# WHAT THE TASK REQUIRES:
In the entries, find all lines that hold the word "document" and copy them.

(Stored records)
<<<<
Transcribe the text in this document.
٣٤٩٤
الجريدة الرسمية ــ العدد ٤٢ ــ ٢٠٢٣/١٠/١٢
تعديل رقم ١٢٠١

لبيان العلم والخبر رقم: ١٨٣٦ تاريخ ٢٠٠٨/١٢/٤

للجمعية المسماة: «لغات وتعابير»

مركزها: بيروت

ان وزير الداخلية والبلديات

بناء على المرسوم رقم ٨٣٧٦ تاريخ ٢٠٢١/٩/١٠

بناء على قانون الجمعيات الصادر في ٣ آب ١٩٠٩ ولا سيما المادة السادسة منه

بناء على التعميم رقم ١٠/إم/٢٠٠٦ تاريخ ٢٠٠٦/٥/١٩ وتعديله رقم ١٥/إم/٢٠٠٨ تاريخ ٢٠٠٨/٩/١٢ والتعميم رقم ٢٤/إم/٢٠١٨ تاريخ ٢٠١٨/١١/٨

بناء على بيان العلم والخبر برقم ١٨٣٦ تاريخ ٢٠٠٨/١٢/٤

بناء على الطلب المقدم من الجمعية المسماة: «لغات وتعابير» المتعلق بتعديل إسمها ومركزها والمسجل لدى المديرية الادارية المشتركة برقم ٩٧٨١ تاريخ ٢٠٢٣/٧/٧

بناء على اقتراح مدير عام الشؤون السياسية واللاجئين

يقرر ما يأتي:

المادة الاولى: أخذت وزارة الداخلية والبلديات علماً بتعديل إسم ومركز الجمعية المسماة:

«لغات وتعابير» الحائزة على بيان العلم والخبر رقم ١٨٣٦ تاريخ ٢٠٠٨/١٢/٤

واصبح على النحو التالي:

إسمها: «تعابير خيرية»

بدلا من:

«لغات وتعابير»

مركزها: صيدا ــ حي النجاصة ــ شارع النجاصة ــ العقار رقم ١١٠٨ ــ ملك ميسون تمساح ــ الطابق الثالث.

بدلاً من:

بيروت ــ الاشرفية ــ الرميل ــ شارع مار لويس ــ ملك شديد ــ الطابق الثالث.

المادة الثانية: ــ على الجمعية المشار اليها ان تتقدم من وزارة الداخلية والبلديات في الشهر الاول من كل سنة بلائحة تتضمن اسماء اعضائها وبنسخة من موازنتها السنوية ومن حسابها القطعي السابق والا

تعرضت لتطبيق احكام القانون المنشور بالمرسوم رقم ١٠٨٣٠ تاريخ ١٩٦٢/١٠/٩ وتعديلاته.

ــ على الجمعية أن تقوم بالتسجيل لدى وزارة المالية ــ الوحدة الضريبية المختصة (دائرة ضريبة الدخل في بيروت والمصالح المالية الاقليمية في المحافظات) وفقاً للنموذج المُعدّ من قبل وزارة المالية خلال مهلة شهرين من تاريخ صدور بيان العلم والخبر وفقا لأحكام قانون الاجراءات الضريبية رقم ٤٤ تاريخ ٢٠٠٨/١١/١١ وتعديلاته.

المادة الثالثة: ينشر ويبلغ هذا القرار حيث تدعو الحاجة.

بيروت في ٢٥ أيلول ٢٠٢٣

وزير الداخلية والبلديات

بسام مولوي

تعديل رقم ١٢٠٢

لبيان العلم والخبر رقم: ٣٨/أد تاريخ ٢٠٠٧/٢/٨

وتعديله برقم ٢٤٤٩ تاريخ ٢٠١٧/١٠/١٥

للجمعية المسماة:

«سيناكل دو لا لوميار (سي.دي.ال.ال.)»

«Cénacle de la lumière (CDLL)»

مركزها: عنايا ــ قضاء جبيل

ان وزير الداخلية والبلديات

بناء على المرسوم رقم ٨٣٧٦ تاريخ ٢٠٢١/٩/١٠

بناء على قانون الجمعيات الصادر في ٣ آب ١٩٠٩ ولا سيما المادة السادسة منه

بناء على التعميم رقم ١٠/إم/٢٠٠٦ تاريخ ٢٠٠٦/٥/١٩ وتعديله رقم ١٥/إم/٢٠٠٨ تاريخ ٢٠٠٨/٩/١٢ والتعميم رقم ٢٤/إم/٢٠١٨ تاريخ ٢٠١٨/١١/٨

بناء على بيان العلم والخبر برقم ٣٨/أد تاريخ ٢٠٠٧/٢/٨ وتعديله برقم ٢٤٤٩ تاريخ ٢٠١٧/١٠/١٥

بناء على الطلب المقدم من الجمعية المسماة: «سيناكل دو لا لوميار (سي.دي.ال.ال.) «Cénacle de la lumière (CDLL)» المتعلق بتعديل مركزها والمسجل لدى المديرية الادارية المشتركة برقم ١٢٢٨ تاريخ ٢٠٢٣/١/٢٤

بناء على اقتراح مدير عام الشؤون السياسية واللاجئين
>>>>
<<<<
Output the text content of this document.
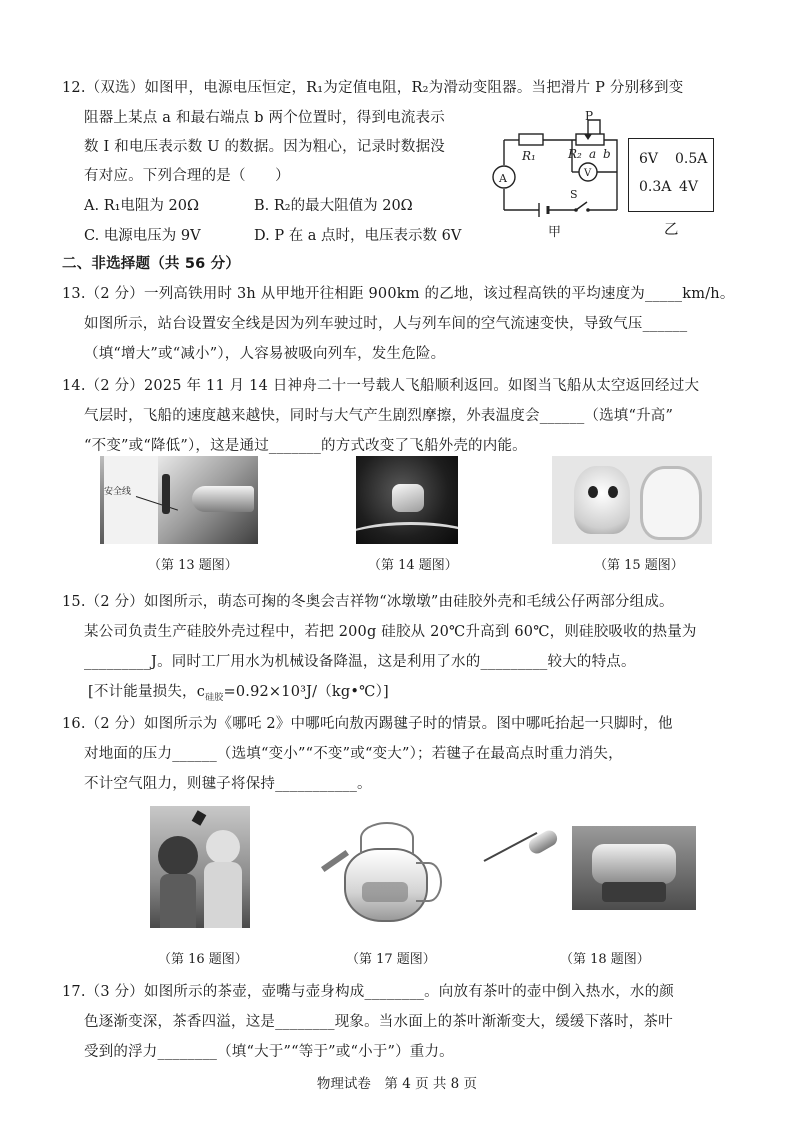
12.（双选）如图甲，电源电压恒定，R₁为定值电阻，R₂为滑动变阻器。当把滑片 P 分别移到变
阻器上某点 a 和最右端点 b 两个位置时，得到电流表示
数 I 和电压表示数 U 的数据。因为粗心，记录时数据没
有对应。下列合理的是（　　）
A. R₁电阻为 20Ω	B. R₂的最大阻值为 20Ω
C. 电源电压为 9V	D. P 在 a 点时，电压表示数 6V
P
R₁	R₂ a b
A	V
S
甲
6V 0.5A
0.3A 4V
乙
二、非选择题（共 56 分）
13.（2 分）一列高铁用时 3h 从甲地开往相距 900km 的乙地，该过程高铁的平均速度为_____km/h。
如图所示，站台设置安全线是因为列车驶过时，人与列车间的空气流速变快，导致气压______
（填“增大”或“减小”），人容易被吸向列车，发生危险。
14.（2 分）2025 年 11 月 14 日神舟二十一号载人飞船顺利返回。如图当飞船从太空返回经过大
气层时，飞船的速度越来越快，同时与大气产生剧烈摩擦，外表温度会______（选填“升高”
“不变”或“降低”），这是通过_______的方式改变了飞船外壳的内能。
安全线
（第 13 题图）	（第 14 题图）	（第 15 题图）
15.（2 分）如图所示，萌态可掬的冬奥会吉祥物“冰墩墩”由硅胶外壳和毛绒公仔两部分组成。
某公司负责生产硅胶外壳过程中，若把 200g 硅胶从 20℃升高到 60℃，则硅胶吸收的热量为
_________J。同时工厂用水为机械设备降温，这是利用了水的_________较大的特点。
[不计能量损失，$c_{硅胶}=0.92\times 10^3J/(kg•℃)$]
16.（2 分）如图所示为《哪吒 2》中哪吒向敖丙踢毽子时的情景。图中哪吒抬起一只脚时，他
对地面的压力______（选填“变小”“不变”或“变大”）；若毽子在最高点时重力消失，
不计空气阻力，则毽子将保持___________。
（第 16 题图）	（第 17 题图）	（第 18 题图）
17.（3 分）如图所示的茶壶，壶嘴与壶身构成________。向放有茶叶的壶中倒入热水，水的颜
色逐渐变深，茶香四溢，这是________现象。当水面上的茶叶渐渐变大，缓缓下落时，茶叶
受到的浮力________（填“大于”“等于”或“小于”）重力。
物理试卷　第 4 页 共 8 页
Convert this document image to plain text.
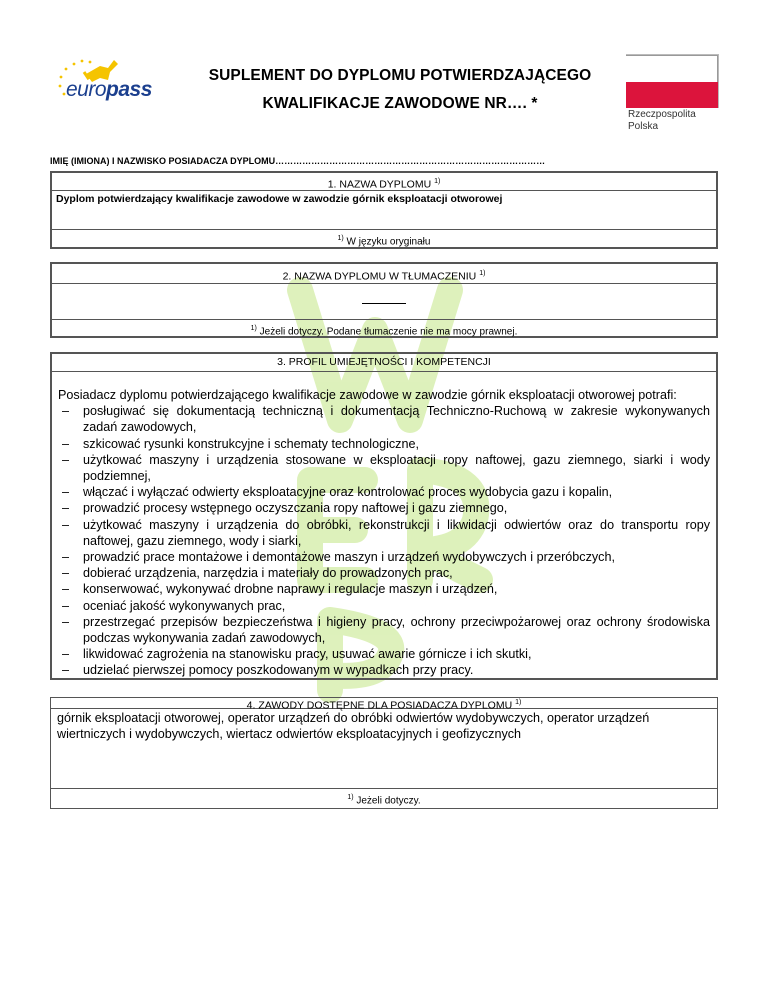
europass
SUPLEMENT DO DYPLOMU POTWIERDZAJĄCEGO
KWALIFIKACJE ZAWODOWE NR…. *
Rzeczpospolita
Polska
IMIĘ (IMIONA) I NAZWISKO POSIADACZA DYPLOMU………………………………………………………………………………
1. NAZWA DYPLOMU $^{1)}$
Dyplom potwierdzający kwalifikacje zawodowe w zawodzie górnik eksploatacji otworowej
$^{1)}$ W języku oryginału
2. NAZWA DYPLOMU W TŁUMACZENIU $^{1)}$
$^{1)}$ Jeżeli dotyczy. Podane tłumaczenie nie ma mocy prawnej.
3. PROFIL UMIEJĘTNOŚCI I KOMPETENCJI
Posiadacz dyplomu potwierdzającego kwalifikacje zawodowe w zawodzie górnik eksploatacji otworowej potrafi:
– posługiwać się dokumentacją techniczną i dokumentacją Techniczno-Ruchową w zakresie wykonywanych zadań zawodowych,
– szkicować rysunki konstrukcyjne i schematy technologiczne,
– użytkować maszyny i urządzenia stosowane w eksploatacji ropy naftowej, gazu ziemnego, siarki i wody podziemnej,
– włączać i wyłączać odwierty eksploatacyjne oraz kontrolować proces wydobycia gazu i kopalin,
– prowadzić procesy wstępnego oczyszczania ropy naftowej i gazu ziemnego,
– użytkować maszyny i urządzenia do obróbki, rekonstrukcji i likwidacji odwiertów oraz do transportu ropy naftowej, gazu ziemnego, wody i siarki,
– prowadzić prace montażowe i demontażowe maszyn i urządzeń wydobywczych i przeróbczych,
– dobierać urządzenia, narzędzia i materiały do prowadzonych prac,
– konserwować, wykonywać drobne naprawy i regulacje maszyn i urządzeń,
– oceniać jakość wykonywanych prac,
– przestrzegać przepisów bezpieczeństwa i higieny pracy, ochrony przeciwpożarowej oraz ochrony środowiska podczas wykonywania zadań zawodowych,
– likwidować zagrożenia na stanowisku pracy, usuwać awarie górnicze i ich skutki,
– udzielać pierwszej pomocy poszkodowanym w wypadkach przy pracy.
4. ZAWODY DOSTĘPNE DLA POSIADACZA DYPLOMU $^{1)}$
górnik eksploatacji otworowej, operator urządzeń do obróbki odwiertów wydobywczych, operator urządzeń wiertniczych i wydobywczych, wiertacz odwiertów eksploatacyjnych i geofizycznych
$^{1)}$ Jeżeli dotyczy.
>>>>
# FULL OUTPUT:
Transcribe the text in this document.
Output the text content of this document.
Convert this document image to plain text.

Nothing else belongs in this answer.